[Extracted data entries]
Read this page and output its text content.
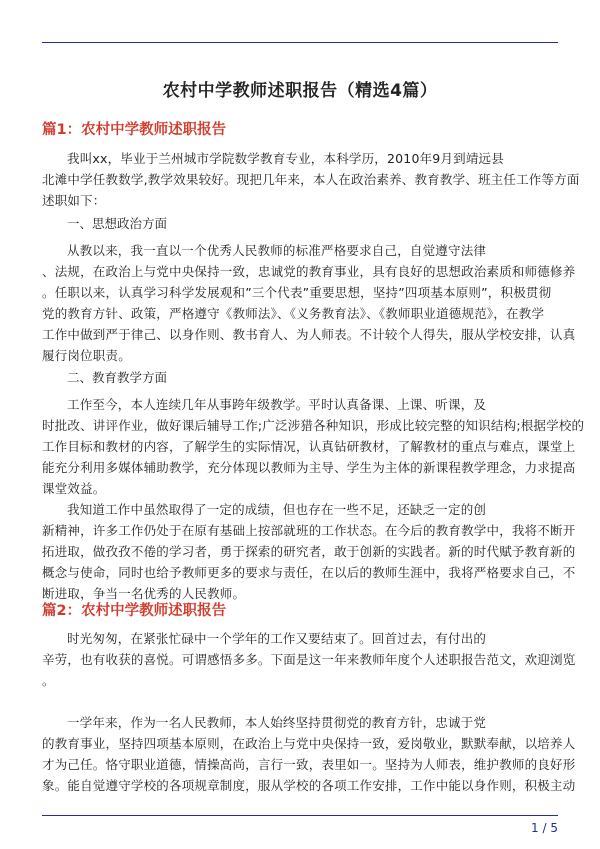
农村中学教师述职报告（精选4篇）
篇1：农村中学教师述职报告
我叫xx，毕业于兰州城市学院数学教育专业，本科学历，2010年9月到靖远县
北滩中学任教数学,教学效果较好。现把几年来，本人在政治素养、教育教学、班主任工作等方面
述职如下：
一、思想政治方面
从教以来，我一直以一个优秀人民教师的标准严格要求自己，自觉遵守法律
、法规，在政治上与党中央保持一致，忠诚党的教育事业，具有良好的思想政治素质和师德修养
。任职以来，认真学习科学发展观和”三个代表”重要思想，坚持”四项基本原则”，积极贯彻
党的教育方针、政策，严格遵守《教师法》、《义务教育法》、《教师职业道德规范》，在教学
工作中做到严于律己、以身作则、教书育人、为人师表。不计较个人得失，服从学校安排，认真
履行岗位职责。
二、教育教学方面
工作至今，本人连续几年从事跨年级教学。平时认真备课、上课、听课，及
时批改、讲评作业，做好课后辅导工作;广泛涉猎各种知识，形成比较完整的知识结构;根据学校的
工作目标和教材的内容，了解学生的实际情况，认真钻研教材，了解教材的重点与难点，课堂上
能充分利用多媒体辅助教学，充分体现以教师为主导、学生为主体的新课程教学理念，力求提高
课堂效益。
我知道工作中虽然取得了一定的成绩，但也存在一些不足，还缺乏一定的创
新精神，许多工作仍处于在原有基础上按部就班的工作状态。在今后的教育教学中，我将不断开
拓进取，做孜孜不倦的学习者，勇于探索的研究者，敢于创新的实践者。新的时代赋予教育新的
概念与使命，同时也给予教师更多的要求与责任，在以后的教师生涯中，我将严格要求自己，不
断进取，争当一名优秀的人民教师。
篇2：农村中学教师述职报告
时光匆匆，在紧张忙碌中一个学年的工作又要结束了。回首过去，有付出的
辛劳，也有收获的喜悦。可谓感悟多多。下面是这一年来教师年度个人述职报告范文，欢迎浏览
。
一学年来，作为一名人民教师，本人始终坚持贯彻党的教育方针，忠诚于党
的教育事业，坚持四项基本原则，在政治上与党中央保持一致，爱岗敬业，默默奉献，以培养人
才为己任。恪守职业道德，情操高尚，言行一致，表里如一。坚持为人师表，维护教师的良好形
象。能自觉遵守学校的各项规章制度，服从学校的各项工作安排，工作中能以身作则，积极主动
1 / 5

### Exercise requirements
Every record must be copied exactly, with images dropped from the result.

### Task output
Read this page and output its text content.
农村中学教师述职报告（精选4篇）
篇1：农村中学教师述职报告
我叫xx，毕业于兰州城市学院数学教育专业，本科学历，2010年9月到靖远县
北滩中学任教数学,教学效果较好。现把几年来，本人在政治素养、教育教学、班主任工作等方面
述职如下：
一、思想政治方面
从教以来，我一直以一个优秀人民教师的标准严格要求自己，自觉遵守法律
、法规，在政治上与党中央保持一致，忠诚党的教育事业，具有良好的思想政治素质和师德修养
。任职以来，认真学习科学发展观和”三个代表”重要思想，坚持”四项基本原则”，积极贯彻
党的教育方针、政策，严格遵守《教师法》、《义务教育法》、《教师职业道德规范》，在教学
工作中做到严于律己、以身作则、教书育人、为人师表。不计较个人得失，服从学校安排，认真
履行岗位职责。
二、教育教学方面
工作至今，本人连续几年从事跨年级教学。平时认真备课、上课、听课，及
时批改、讲评作业，做好课后辅导工作;广泛涉猎各种知识，形成比较完整的知识结构;根据学校的
工作目标和教材的内容，了解学生的实际情况，认真钻研教材，了解教材的重点与难点，课堂上
能充分利用多媒体辅助教学，充分体现以教师为主导、学生为主体的新课程教学理念，力求提高
课堂效益。
我知道工作中虽然取得了一定的成绩，但也存在一些不足，还缺乏一定的创
新精神，许多工作仍处于在原有基础上按部就班的工作状态。在今后的教育教学中，我将不断开
拓进取，做孜孜不倦的学习者，勇于探索的研究者，敢于创新的实践者。新的时代赋予教育新的
概念与使命，同时也给予教师更多的要求与责任，在以后的教师生涯中，我将严格要求自己，不
断进取，争当一名优秀的人民教师。
篇2：农村中学教师述职报告
时光匆匆，在紧张忙碌中一个学年的工作又要结束了。回首过去，有付出的
辛劳，也有收获的喜悦。可谓感悟多多。下面是这一年来教师年度个人述职报告范文，欢迎浏览
。
一学年来，作为一名人民教师，本人始终坚持贯彻党的教育方针，忠诚于党
的教育事业，坚持四项基本原则，在政治上与党中央保持一致，爱岗敬业，默默奉献，以培养人
才为己任。恪守职业道德，情操高尚，言行一致，表里如一。坚持为人师表，维护教师的良好形
象。能自觉遵守学校的各项规章制度，服从学校的各项工作安排，工作中能以身作则，积极主动
1 / 5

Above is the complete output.